**Task description**. Your task is to copy the listing exactly, with the pictures left out.

>> start

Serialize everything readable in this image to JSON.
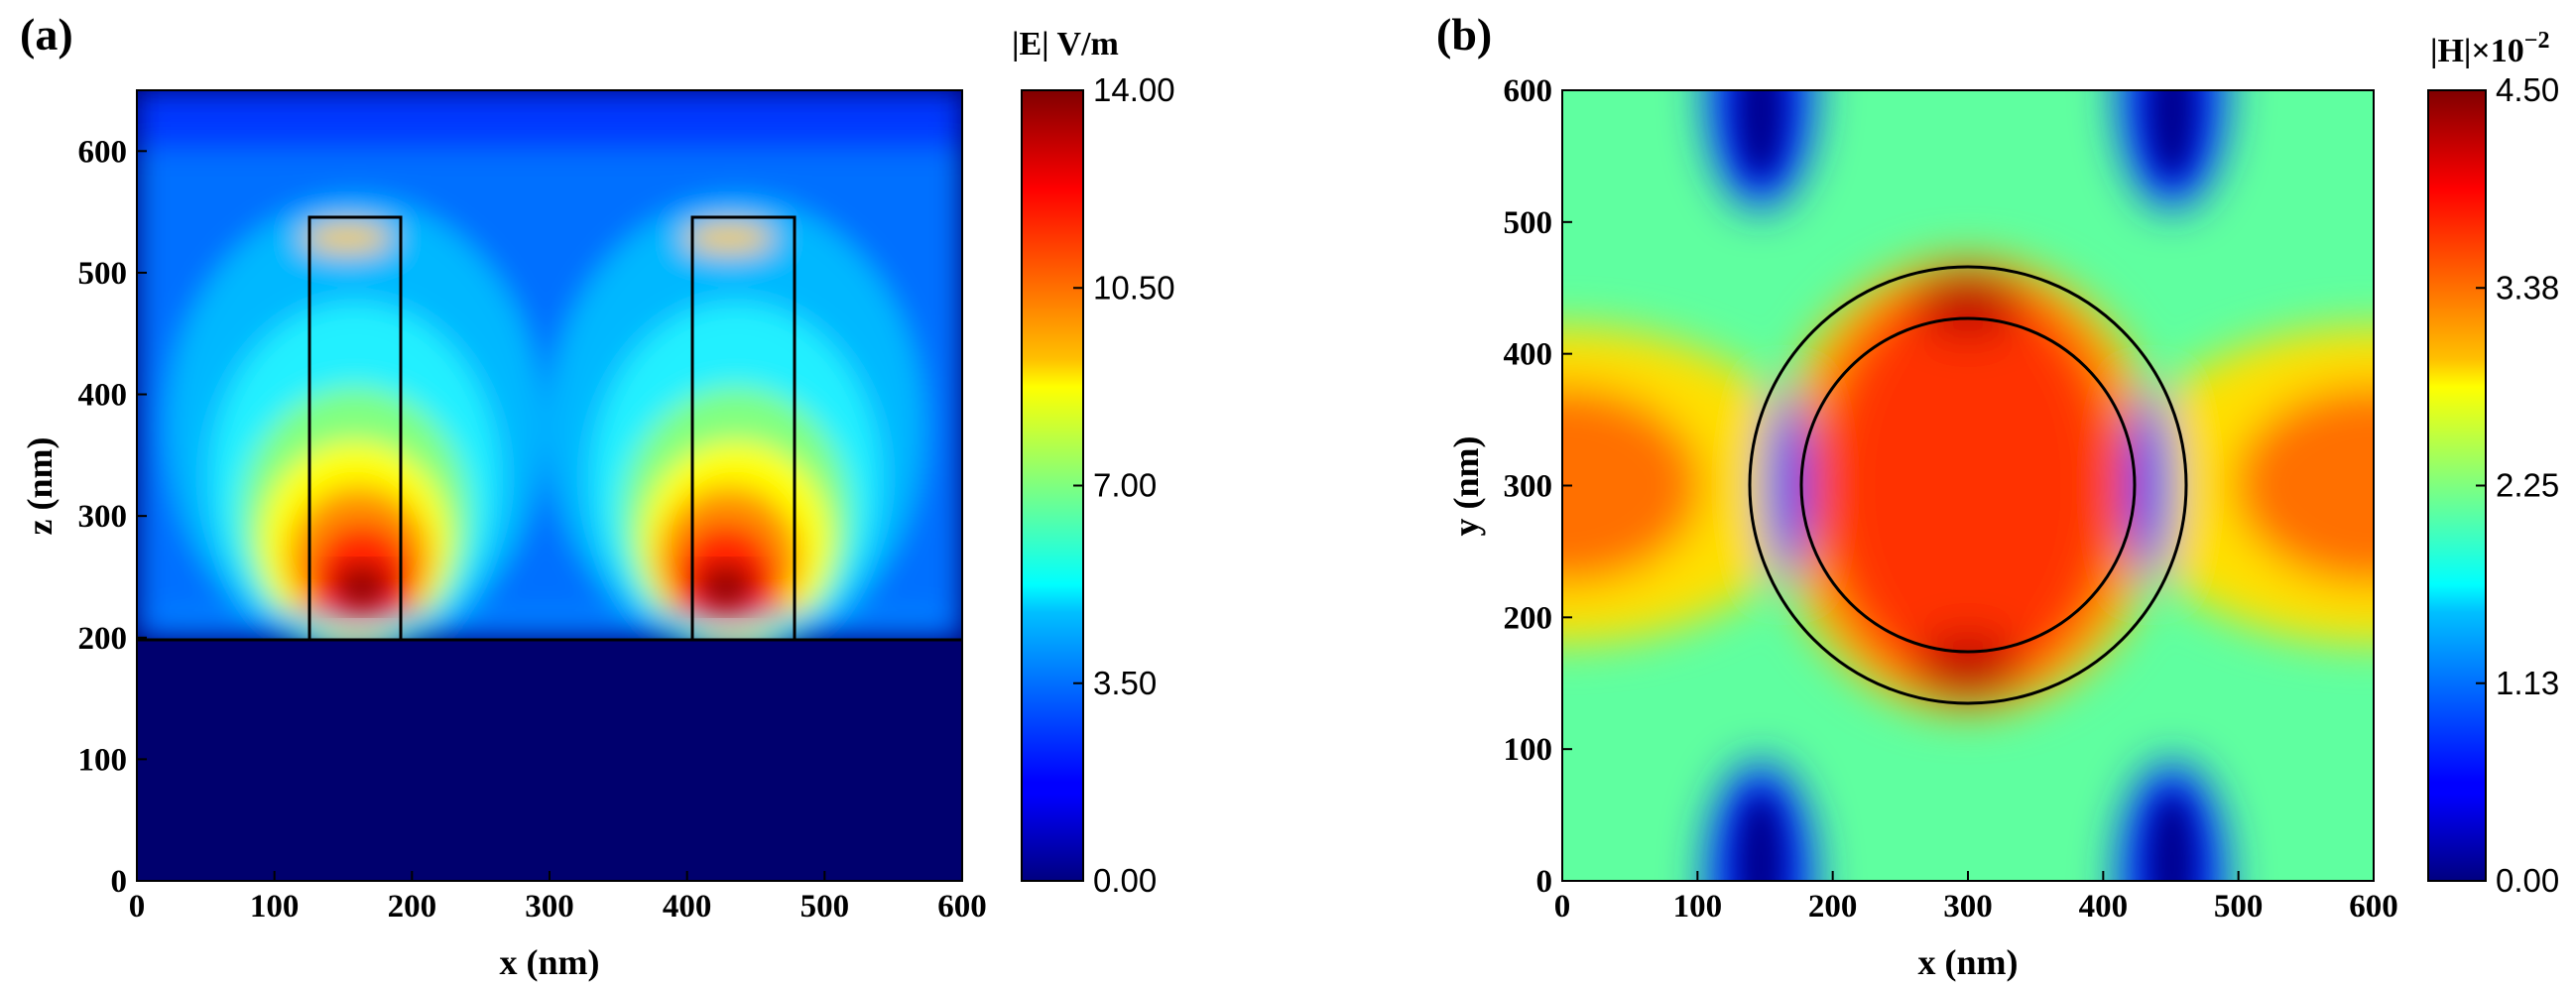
{
  "chart_data": [
    {
      "type": "heatmap",
      "panel": "(a)",
      "title": "",
      "xlabel": "x (nm)",
      "ylabel": "z (nm)",
      "xlim": [
        0,
        600
      ],
      "ylim": [
        0,
        650
      ],
      "xticks": [
        0,
        100,
        200,
        300,
        400,
        500,
        600
      ],
      "yticks": [
        0,
        100,
        200,
        300,
        400,
        500,
        600
      ],
      "colorbar": {
        "title": "|E| V/m",
        "range": [
          0,
          14
        ],
        "tick_labels": [
          "0.00",
          "3.50",
          "7.00",
          "10.50",
          "14.00"
        ],
        "tick_values": [
          0,
          3.5,
          7,
          10.5,
          14
        ],
        "colormap": "jet"
      },
      "substrate_z": 200,
      "pillars": [
        {
          "x_min": 127,
          "x_max": 192,
          "z_min": 200,
          "z_max": 545
        },
        {
          "x_min": 405,
          "x_max": 478,
          "z_min": 200,
          "z_max": 545
        }
      ],
      "field_maxima": [
        {
          "x": 160,
          "z": 235,
          "value": 14
        },
        {
          "x": 441,
          "z": 235,
          "value": 14
        }
      ]
    },
    {
      "type": "heatmap",
      "panel": "(b)",
      "title": "",
      "xlabel": "x (nm)",
      "ylabel": "y (nm)",
      "xlim": [
        0,
        600
      ],
      "ylim": [
        0,
        600
      ],
      "xticks": [
        0,
        100,
        200,
        300,
        400,
        500,
        600
      ],
      "yticks": [
        0,
        100,
        200,
        300,
        400,
        500,
        600
      ],
      "colorbar": {
        "title_main": "|H|×10",
        "title_exp": "−2",
        "range": [
          0,
          4.5
        ],
        "tick_labels": [
          "0.00",
          "1.13",
          "2.25",
          "3.38",
          "4.50"
        ],
        "tick_values": [
          0,
          1.125,
          2.25,
          3.375,
          4.5
        ],
        "colormap": "jet"
      },
      "circles": [
        {
          "cx": 300,
          "cy": 300,
          "r": 165
        },
        {
          "cx": 300,
          "cy": 300,
          "r": 125
        }
      ]
    }
  ]
}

>> end

**Solution to the exercise**.
Serialize everything readable in this image to JSON.
{
  "chart_data": [
    {
      "type": "heatmap",
      "panel": "(a)",
      "title": "",
      "xlabel": "x (nm)",
      "ylabel": "z (nm)",
      "xlim": [
        0,
        600
      ],
      "ylim": [
        0,
        650
      ],
      "xticks": [
        0,
        100,
        200,
        300,
        400,
        500,
        600
      ],
      "yticks": [
        0,
        100,
        200,
        300,
        400,
        500,
        600
      ],
      "colorbar": {
        "title": "|E| V/m",
        "range": [
          0,
          14
        ],
        "tick_labels": [
          "0.00",
          "3.50",
          "7.00",
          "10.50",
          "14.00"
        ],
        "tick_values": [
          0,
          3.5,
          7,
          10.5,
          14
        ],
        "colormap": "jet"
      },
      "substrate_z": 200,
      "pillars": [
        {
          "x_min": 127,
          "x_max": 192,
          "z_min": 200,
          "z_max": 545
        },
        {
          "x_min": 405,
          "x_max": 478,
          "z_min": 200,
          "z_max": 545
        }
      ],
      "field_maxima": [
        {
          "x": 160,
          "z": 235,
          "value": 14
        },
        {
          "x": 441,
          "z": 235,
          "value": 14
        }
      ]
    },
    {
      "type": "heatmap",
      "panel": "(b)",
      "title": "",
      "xlabel": "x (nm)",
      "ylabel": "y (nm)",
      "xlim": [
        0,
        600
      ],
      "ylim": [
        0,
        600
      ],
      "xticks": [
        0,
        100,
        200,
        300,
        400,
        500,
        600
      ],
      "yticks": [
        0,
        100,
        200,
        300,
        400,
        500,
        600
      ],
      "colorbar": {
        "title_main": "|H|×10",
        "title_exp": "−2",
        "range": [
          0,
          4.5
        ],
        "tick_labels": [
          "0.00",
          "1.13",
          "2.25",
          "3.38",
          "4.50"
        ],
        "tick_values": [
          0,
          1.125,
          2.25,
          3.375,
          4.5
        ],
        "colormap": "jet"
      },
      "circles": [
        {
          "cx": 300,
          "cy": 300,
          "r": 165
        },
        {
          "cx": 300,
          "cy": 300,
          "r": 125
        }
      ]
    }
  ]
}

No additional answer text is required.